Requirements>
Reproduce all of the listing below without alteration.

>> start

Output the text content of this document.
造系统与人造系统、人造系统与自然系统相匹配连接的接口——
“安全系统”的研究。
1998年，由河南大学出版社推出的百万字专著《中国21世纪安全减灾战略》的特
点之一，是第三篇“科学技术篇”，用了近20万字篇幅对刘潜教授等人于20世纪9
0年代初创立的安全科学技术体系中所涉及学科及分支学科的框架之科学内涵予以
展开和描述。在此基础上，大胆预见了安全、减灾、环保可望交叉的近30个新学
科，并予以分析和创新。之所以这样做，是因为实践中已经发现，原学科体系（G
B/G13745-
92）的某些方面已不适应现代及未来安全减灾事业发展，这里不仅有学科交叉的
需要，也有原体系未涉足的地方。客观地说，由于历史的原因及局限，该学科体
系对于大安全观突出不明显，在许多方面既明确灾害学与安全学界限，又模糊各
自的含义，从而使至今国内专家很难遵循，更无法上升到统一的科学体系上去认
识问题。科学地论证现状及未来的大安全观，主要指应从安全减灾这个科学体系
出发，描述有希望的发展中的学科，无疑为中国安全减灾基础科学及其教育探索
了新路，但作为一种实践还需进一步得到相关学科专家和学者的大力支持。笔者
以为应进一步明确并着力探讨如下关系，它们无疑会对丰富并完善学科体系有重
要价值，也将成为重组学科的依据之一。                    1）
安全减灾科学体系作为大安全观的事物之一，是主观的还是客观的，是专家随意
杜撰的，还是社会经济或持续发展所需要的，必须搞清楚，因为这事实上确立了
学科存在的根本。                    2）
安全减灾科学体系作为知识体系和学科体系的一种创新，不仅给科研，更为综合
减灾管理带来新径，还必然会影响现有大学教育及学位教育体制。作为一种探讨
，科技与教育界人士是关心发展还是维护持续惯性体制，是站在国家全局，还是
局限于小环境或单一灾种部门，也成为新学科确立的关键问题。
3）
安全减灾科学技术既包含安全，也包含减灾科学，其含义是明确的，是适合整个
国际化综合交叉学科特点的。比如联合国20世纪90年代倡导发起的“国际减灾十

>> end

Task output>
Output the text content of this document.
造系统与人造系统、人造系统与自然系统相匹配连接的接口——
“安全系统”的研究。
1998年，由河南大学出版社推出的百万字专著《中国21世纪安全减灾战略》的特
点之一，是第三篇“科学技术篇”，用了近20万字篇幅对刘潜教授等人于20世纪9
0年代初创立的安全科学技术体系中所涉及学科及分支学科的框架之科学内涵予以
展开和描述。在此基础上，大胆预见了安全、减灾、环保可望交叉的近30个新学
科，并予以分析和创新。之所以这样做，是因为实践中已经发现，原学科体系（G
B/G13745-
92）的某些方面已不适应现代及未来安全减灾事业发展，这里不仅有学科交叉的
需要，也有原体系未涉足的地方。客观地说，由于历史的原因及局限，该学科体
系对于大安全观突出不明显，在许多方面既明确灾害学与安全学界限，又模糊各
自的含义，从而使至今国内专家很难遵循，更无法上升到统一的科学体系上去认
识问题。科学地论证现状及未来的大安全观，主要指应从安全减灾这个科学体系
出发，描述有希望的发展中的学科，无疑为中国安全减灾基础科学及其教育探索
了新路，但作为一种实践还需进一步得到相关学科专家和学者的大力支持。笔者
以为应进一步明确并着力探讨如下关系，它们无疑会对丰富并完善学科体系有重
要价值，也将成为重组学科的依据之一。                    1）
安全减灾科学体系作为大安全观的事物之一，是主观的还是客观的，是专家随意
杜撰的，还是社会经济或持续发展所需要的，必须搞清楚，因为这事实上确立了
学科存在的根本。                    2）
安全减灾科学体系作为知识体系和学科体系的一种创新，不仅给科研，更为综合
减灾管理带来新径，还必然会影响现有大学教育及学位教育体制。作为一种探讨
，科技与教育界人士是关心发展还是维护持续惯性体制，是站在国家全局，还是
局限于小环境或单一灾种部门，也成为新学科确立的关键问题。
3）
安全减灾科学技术既包含安全，也包含减灾科学，其含义是明确的，是适合整个
国际化综合交叉学科特点的。比如联合国20世纪90年代倡导发起的“国际减灾十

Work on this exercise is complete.